Texte fourni:
━━━━━━

À l'arrêt

A l’arrêt

Un vent puissant souffle sur la ville laissant derrière lui un sifflement incommodant. Les branches des arbres fléchissent et se balancent de gauche à droite, dans une danse languissante et envoutante… Les flocons, petits et grands, se meuvent lentement et s’apprêtent à prendre leur envol… Le ciel d’un bleu profond, conserve ses nuages blancs ; le soleil, encore étincelant il y a quelques minutes, s’est caché derrière eux. Les oiseaux essaient de s’envoler de plus en plus haut, mais la force du vent ralentit leur élan. A la vue de ce spectacle, oh combien familier, les voitures sur le boulevard enclenchent la vitesse supérieure.

Les flocons, de plus en plus volumineux, se séparent avec comme objectif d’envahir et de recouvrir chaque coin et recoin de la ville. Certains se posent lentement sur les trottoirs ou virevoltent simplement à leur guise, aveuglant ainsi les piétons qui courent se mettre à l’abri…De la fenêtre du bureau, j’observe un millier de flocons, tous blancs, quittant le sol pour monter vers le ciel…! Je sais, je sais, les flocons tombent mais ceux-ci sont spéciaux. Ce sont nos flocons à nous. D’innombrables sachets en plastique et morceaux de papier, négligemment jetés ci et là dans toute la ville. Une métropole dans laquelle la propreté ne semble aucunement vouloir s’installer. Si la crasse pouvait se changer en personnage politique, elle obtiendrait des résultats époustouflants au prochain suffrage ! La saleté fait partie intégrante de la vie des kinois, comme si la propreté était un concept utopique. Une constatation désolante mais tellement réelle.

Un bruit assourdissant remplit le ciel. Un tonnerre gronde pendant de longues secondes. Un éclair déchire le firmament. Tout à coup, la ville s’assombrit. Les chants des oiseaux s’estompent pour finir par se taire complètement. Des signes précurseurs de pluies diluviennes… confirmés par de grosses gouttes qui s’écrasent sur ma fenêtre…En un clin d’œil, c’est le déluge total suivi d’une course effrénée des derniers passants cherchant tant bien que mal un endroit où se protéger. Puis la ville assiste gratuitement à un concert impressionnant, naturel et assourdissant et un combat céleste entre tonnerres, vent, éclairs et pluie. Les questions affluent dans ma tête : qui laissera le plus de dégâts dans la ville ? Ou serait-ce un travail d’équipe ? La ville va-t-elle se remplir de cris et pleurs pour les corps emportés par les eaux ?…

Au sol, la situation n’est pas bien meilleure. Les fils électriques, abandonnés dans les caniveaux ou gisant au sol disparaissent sous les flaques d’eau. Un danger latent pour tous. Les trous des routes qui ressemblent maintenant à des cratères, se remplissent rapidement d’eau, mettant tout véhicule en situation précaire. Les inondations ne rateront certainement pas ce rendez-vous. L’eau, lorsqu’elle décide de s’infiltrer sous la porte d’une maison, elle le fait de manière sournoise et aucun obstacle ne l’en empêche…elle longe les murs, sans bruit et se glisse dans des endroits de la maison que ni vous ni moi ne connaissions…Et lorsqu’elle recouvre tout le sol, elle monte très rapidement afin de mener à bien son seul objectif : inonder sans pitié.

━━━━━━

Données de l'exercice:
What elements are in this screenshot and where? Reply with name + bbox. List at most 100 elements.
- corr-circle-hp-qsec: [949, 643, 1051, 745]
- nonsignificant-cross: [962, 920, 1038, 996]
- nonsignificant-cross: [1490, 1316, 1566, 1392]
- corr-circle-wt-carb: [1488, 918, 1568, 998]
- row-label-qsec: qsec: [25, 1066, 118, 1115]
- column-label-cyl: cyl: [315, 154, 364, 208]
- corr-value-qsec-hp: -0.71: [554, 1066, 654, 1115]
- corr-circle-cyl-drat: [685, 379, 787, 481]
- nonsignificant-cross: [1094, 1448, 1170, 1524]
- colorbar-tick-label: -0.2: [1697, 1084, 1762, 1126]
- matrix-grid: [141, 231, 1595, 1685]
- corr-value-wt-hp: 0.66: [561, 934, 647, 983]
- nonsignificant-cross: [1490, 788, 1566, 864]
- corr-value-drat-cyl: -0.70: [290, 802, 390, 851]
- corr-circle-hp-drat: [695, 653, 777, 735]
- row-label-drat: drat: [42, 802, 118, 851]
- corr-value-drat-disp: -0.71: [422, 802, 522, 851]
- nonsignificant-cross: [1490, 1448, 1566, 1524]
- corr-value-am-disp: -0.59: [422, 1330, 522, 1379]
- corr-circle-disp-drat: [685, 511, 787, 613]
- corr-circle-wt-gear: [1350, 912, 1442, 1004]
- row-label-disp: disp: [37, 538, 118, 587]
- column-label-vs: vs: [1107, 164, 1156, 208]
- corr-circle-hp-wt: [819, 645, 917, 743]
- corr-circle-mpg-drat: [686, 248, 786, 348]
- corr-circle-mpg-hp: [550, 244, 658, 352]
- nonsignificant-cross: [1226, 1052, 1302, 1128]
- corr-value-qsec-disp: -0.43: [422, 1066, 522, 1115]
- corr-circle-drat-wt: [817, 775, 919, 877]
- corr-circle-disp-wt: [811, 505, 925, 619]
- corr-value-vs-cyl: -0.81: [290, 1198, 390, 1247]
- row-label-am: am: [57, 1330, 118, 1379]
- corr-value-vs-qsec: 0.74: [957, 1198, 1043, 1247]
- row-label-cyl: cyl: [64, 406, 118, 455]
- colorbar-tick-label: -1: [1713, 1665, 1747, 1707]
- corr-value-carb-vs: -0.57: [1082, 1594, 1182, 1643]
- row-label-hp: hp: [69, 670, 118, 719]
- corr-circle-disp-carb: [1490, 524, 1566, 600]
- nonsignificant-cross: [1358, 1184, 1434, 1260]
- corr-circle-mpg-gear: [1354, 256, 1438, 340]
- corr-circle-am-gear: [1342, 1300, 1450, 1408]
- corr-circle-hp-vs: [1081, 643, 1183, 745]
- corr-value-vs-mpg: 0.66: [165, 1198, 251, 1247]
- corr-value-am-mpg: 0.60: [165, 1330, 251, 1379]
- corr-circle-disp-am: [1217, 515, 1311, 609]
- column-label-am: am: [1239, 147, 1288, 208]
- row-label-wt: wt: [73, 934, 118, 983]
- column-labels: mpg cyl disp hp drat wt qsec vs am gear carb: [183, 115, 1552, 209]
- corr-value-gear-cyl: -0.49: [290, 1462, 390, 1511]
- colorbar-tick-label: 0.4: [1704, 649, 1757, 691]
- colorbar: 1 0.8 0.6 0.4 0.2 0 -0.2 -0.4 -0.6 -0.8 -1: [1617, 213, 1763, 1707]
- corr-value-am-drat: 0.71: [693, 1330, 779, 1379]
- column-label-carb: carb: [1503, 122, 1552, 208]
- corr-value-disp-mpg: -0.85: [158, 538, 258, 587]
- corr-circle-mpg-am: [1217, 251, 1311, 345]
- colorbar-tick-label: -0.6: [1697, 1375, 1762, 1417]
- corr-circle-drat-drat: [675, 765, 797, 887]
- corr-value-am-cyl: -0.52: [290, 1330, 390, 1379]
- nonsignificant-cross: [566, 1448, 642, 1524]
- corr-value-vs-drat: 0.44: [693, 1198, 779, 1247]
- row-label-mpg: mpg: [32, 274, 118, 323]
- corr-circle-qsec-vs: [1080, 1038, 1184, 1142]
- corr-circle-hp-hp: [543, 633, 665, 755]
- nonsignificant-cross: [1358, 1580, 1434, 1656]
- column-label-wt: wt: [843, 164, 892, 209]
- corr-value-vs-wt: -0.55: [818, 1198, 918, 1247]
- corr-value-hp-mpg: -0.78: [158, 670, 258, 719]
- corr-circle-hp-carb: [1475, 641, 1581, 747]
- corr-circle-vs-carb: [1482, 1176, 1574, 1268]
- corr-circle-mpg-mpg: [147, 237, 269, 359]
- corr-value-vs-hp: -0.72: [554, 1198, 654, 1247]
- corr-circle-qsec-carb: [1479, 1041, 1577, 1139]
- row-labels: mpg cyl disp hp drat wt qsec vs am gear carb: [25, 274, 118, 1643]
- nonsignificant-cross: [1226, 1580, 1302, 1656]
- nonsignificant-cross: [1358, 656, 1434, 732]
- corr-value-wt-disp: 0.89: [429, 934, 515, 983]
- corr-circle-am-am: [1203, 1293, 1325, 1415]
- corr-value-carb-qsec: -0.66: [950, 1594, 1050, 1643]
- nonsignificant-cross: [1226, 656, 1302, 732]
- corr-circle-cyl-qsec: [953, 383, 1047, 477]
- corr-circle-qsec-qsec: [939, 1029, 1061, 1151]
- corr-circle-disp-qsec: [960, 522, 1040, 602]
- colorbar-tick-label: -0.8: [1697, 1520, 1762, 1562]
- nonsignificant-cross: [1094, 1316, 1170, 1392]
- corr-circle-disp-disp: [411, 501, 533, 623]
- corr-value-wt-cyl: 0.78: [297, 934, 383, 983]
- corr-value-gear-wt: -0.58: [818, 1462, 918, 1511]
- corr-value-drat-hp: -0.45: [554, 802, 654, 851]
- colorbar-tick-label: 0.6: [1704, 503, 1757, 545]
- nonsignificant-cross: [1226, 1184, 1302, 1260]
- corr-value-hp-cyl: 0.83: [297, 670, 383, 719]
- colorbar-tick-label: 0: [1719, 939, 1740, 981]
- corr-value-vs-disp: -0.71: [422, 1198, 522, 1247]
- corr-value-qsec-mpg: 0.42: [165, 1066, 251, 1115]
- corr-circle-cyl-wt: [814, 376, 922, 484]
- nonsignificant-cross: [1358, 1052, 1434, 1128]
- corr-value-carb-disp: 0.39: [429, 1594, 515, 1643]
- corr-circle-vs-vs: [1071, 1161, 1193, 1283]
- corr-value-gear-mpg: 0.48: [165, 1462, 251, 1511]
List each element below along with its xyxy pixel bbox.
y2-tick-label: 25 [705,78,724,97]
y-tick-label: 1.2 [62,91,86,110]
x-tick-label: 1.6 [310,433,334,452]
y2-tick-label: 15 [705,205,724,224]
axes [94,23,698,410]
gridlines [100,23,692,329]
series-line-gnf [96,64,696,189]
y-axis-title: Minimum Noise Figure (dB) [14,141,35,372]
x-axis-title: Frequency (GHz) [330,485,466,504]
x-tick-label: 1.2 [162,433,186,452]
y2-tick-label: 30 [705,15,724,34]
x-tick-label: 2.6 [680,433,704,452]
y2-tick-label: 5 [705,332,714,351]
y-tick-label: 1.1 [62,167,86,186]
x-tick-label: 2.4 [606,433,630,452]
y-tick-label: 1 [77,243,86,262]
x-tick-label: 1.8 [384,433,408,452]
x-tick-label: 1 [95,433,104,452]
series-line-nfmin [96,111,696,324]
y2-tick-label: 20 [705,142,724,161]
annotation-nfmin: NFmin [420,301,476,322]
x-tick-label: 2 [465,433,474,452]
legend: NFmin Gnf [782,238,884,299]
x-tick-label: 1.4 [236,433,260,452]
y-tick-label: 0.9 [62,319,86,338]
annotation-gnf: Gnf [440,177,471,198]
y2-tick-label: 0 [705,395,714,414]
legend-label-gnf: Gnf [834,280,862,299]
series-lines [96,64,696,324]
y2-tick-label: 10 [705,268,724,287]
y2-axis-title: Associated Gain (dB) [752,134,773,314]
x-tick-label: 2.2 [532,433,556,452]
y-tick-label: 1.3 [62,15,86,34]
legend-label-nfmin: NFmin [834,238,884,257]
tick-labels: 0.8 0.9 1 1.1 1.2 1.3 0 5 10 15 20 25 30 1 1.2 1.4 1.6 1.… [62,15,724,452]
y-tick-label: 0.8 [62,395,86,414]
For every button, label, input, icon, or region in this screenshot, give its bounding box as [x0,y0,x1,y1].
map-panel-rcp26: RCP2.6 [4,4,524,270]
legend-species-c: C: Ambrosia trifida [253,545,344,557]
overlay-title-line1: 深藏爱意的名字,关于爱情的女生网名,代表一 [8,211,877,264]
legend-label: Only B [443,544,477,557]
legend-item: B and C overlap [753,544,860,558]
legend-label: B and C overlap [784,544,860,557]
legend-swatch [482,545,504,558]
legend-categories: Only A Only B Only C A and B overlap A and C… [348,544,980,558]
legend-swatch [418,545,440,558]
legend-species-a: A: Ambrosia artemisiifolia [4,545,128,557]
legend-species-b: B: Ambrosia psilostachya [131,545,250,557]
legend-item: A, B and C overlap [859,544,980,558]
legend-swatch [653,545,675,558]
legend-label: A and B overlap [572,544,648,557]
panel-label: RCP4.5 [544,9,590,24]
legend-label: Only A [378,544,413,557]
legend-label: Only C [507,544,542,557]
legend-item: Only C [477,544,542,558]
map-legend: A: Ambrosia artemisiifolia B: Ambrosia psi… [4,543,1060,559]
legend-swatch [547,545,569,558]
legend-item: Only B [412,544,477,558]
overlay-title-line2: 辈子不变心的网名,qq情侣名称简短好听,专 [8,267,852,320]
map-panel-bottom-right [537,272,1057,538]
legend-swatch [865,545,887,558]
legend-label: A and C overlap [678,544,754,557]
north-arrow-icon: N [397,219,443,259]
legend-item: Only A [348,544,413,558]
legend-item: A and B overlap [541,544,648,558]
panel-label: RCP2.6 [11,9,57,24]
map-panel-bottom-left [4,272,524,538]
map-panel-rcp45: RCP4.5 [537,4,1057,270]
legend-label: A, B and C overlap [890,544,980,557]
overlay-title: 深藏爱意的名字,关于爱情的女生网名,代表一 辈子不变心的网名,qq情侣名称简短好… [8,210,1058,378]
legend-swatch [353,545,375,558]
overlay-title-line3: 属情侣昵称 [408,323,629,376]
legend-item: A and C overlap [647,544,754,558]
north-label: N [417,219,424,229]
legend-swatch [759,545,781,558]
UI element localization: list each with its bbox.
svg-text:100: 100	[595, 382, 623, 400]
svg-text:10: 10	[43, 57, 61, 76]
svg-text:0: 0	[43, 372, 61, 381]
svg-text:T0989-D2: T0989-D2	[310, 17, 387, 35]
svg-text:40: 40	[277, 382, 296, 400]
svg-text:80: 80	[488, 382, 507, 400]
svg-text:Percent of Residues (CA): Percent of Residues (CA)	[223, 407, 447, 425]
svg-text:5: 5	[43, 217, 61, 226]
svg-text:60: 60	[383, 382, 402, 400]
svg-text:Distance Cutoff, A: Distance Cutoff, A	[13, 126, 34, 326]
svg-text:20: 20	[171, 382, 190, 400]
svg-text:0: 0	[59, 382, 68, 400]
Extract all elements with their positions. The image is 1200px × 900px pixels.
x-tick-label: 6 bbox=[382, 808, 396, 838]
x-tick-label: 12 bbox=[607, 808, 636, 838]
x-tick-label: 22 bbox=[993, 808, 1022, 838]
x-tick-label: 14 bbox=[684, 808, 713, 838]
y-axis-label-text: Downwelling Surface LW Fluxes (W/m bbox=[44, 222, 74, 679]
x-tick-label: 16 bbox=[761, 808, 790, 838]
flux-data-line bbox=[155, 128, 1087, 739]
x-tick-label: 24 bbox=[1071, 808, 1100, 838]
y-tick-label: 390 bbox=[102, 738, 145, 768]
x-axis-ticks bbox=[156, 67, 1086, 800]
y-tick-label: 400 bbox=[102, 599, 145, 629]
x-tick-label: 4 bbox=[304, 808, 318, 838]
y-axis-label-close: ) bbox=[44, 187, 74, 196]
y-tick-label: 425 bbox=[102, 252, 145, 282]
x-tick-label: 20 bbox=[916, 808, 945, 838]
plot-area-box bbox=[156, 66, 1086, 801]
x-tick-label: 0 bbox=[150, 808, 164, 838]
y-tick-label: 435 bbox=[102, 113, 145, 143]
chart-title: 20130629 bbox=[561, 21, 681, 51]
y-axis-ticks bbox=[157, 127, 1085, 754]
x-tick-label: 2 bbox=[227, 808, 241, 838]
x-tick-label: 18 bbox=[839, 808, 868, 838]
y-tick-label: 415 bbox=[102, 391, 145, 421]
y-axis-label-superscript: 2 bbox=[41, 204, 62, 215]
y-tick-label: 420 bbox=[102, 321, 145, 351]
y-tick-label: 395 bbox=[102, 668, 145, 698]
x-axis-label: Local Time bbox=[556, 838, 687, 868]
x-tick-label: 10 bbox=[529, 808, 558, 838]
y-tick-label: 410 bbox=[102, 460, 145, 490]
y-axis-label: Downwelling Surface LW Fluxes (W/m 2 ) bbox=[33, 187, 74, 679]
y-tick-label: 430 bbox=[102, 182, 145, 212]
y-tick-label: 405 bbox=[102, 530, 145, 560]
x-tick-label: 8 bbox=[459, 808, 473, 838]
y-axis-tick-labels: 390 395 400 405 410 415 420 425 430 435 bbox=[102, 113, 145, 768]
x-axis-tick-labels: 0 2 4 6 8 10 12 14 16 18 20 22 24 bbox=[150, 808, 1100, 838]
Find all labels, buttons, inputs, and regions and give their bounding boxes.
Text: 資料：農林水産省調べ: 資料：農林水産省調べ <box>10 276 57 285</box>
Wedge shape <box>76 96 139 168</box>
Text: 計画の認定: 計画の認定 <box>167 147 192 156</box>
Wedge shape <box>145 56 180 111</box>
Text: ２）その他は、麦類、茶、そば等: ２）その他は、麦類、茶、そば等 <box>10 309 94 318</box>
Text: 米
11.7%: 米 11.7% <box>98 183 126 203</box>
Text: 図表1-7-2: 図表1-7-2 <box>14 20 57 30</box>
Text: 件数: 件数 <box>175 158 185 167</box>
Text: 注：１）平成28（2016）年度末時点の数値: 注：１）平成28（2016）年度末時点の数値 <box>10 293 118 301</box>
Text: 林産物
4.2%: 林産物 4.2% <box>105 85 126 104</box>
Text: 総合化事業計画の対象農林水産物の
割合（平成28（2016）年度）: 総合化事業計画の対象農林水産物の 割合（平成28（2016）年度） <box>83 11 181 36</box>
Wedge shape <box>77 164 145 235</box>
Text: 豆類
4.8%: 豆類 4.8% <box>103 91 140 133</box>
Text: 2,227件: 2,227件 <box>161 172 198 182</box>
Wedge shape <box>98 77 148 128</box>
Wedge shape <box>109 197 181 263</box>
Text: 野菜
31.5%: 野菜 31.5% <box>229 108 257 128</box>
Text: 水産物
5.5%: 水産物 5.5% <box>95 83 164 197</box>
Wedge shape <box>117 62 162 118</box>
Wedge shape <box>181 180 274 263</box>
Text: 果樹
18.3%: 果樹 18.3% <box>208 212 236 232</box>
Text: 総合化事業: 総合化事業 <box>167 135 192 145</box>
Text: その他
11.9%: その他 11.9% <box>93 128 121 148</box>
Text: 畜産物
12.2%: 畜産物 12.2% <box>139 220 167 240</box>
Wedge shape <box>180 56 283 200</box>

━━━━━━

Travail à faire:
1) D'après le texte fourni, en quoi consistent les flocons observés depuis la fenêtre du bureau, qui quittent le sol pour monter vers le ciel ?
2) Recopiez les lignes des données en commençant par la première et en terminant par celle qui contient « - corr-value-wt-hp: 0.66: [561, 934, 647, 983] », incluse. Remplacez-y « nonsignificant-cross » par « non-significant-cross » sans rien modifier d'autre.

Réponses ci-dessous:
1) Ce sont d'innombrables sachets en plastique et morceaux de papier, négligemment jetés ci et là dans toute la ville.

2)
What elements are in this screenshot and where? Reply with name + bbox. List at most 100 elements.
- corr-circle-hp-qsec: [949, 643, 1051, 745]
- non-significant-cross: [962, 920, 1038, 996]
- non-significant-cross: [1490, 1316, 1566, 1392]
- corr-circle-wt-carb: [1488, 918, 1568, 998]
- row-label-qsec: qsec: [25, 1066, 118, 1115]
- column-label-cyl: cyl: [315, 154, 364, 208]
- corr-value-qsec-hp: -0.71: [554, 1066, 654, 1115]
- corr-circle-cyl-drat: [685, 379, 787, 481]
- non-significant-cross: [1094, 1448, 1170, 1524]
- colorbar-tick-label: -0.2: [1697, 1084, 1762, 1126]
- matrix-grid: [141, 231, 1595, 1685]
- corr-value-wt-hp: 0.66: [561, 934, 647, 983]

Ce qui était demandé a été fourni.